# Written instruction:
Return the listing below word for word.

--- BEGIN Records for this task ---

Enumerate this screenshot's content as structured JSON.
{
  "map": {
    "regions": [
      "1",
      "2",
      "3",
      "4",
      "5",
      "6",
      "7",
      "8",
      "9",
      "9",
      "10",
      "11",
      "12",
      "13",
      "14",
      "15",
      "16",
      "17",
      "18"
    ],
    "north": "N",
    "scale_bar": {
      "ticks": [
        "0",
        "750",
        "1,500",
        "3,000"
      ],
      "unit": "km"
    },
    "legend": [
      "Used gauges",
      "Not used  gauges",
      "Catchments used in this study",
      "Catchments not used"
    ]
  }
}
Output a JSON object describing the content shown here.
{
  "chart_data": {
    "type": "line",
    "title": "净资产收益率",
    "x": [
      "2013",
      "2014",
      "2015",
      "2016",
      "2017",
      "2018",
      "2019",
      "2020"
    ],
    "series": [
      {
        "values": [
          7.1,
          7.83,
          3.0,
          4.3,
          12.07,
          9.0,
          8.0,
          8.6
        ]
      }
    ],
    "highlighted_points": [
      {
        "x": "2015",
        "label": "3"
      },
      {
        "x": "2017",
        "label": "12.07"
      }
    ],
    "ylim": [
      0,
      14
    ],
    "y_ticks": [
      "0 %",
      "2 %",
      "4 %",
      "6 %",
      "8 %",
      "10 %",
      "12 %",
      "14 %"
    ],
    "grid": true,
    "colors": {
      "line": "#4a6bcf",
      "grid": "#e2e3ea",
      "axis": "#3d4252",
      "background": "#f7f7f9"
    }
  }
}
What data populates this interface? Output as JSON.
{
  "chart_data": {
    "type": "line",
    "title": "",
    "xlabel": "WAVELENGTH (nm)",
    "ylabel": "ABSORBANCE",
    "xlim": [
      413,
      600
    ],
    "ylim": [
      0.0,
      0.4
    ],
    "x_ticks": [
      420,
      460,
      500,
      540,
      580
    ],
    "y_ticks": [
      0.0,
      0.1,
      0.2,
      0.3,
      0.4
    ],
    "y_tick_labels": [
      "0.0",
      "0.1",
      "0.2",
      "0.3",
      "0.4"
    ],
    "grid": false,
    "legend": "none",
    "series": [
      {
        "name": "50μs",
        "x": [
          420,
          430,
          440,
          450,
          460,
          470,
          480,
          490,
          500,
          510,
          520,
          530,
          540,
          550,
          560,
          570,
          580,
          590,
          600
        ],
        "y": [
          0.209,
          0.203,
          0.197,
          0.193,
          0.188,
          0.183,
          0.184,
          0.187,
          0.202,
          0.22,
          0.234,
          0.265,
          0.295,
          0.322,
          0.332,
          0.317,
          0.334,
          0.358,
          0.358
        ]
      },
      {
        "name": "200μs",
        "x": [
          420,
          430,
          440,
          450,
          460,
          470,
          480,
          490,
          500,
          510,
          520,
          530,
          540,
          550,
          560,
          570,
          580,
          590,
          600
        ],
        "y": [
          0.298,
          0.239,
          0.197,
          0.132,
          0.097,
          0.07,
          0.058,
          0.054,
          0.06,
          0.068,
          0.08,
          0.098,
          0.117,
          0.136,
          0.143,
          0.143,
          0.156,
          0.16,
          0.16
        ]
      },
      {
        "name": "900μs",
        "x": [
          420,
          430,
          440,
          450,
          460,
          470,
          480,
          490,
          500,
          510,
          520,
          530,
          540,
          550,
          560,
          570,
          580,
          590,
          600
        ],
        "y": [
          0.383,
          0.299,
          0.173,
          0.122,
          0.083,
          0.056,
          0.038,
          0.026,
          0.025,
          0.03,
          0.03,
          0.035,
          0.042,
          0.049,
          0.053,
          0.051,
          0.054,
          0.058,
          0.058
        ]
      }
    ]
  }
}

--- END Records for this task ---

# Result for this task:
Enumerate this screenshot's content as structured JSON.
{
  "map": {
    "regions": [
      "1",
      "2",
      "3",
      "4",
      "5",
      "6",
      "7",
      "8",
      "9",
      "9",
      "10",
      "11",
      "12",
      "13",
      "14",
      "15",
      "16",
      "17",
      "18"
    ],
    "north": "N",
    "scale_bar": {
      "ticks": [
        "0",
        "750",
        "1,500",
        "3,000"
      ],
      "unit": "km"
    },
    "legend": [
      "Used gauges",
      "Not used  gauges",
      "Catchments used in this study",
      "Catchments not used"
    ]
  }
}
Output a JSON object describing the content shown here.
{
  "chart_data": {
    "type": "line",
    "title": "净资产收益率",
    "x": [
      "2013",
      "2014",
      "2015",
      "2016",
      "2017",
      "2018",
      "2019",
      "2020"
    ],
    "series": [
      {
        "values": [
          7.1,
          7.83,
          3.0,
          4.3,
          12.07,
          9.0,
          8.0,
          8.6
        ]
      }
    ],
    "highlighted_points": [
      {
        "x": "2015",
        "label": "3"
      },
      {
        "x": "2017",
        "label": "12.07"
      }
    ],
    "ylim": [
      0,
      14
    ],
    "y_ticks": [
      "0 %",
      "2 %",
      "4 %",
      "6 %",
      "8 %",
      "10 %",
      "12 %",
      "14 %"
    ],
    "grid": true,
    "colors": {
      "line": "#4a6bcf",
      "grid": "#e2e3ea",
      "axis": "#3d4252",
      "background": "#f7f7f9"
    }
  }
}
What data populates this interface? Output as JSON.
{
  "chart_data": {
    "type": "line",
    "title": "",
    "xlabel": "WAVELENGTH (nm)",
    "ylabel": "ABSORBANCE",
    "xlim": [
      413,
      600
    ],
    "ylim": [
      0.0,
      0.4
    ],
    "x_ticks": [
      420,
      460,
      500,
      540,
      580
    ],
    "y_ticks": [
      0.0,
      0.1,
      0.2,
      0.3,
      0.4
    ],
    "y_tick_labels": [
      "0.0",
      "0.1",
      "0.2",
      "0.3",
      "0.4"
    ],
    "grid": false,
    "legend": "none",
    "series": [
      {
        "name": "50μs",
        "x": [
          420,
          430,
          440,
          450,
          460,
          470,
          480,
          490,
          500,
          510,
          520,
          530,
          540,
          550,
          560,
          570,
          580,
          590,
          600
        ],
        "y": [
          0.209,
          0.203,
          0.197,
          0.193,
          0.188,
          0.183,
          0.184,
          0.187,
          0.202,
          0.22,
          0.234,
          0.265,
          0.295,
          0.322,
          0.332,
          0.317,
          0.334,
          0.358,
          0.358
        ]
      },
      {
        "name": "200μs",
        "x": [
          420,
          430,
          440,
          450,
          460,
          470,
          480,
          490,
          500,
          510,
          520,
          530,
          540,
          550,
          560,
          570,
          580,
          590,
          600
        ],
        "y": [
          0.298,
          0.239,
          0.197,
          0.132,
          0.097,
          0.07,
          0.058,
          0.054,
          0.06,
          0.068,
          0.08,
          0.098,
          0.117,
          0.136,
          0.143,
          0.143,
          0.156,
          0.16,
          0.16
        ]
      },
      {
        "name": "900μs",
        "x": [
          420,
          430,
          440,
          450,
          460,
          470,
          480,
          490,
          500,
          510,
          520,
          530,
          540,
          550,
          560,
          570,
          580,
          590,
          600
        ],
        "y": [
          0.383,
          0.299,
          0.173,
          0.122,
          0.083,
          0.056,
          0.038,
          0.026,
          0.025,
          0.03,
          0.03,
          0.035,
          0.042,
          0.049,
          0.053,
          0.051,
          0.054,
          0.058,
          0.058
        ]
      }
    ]
  }
}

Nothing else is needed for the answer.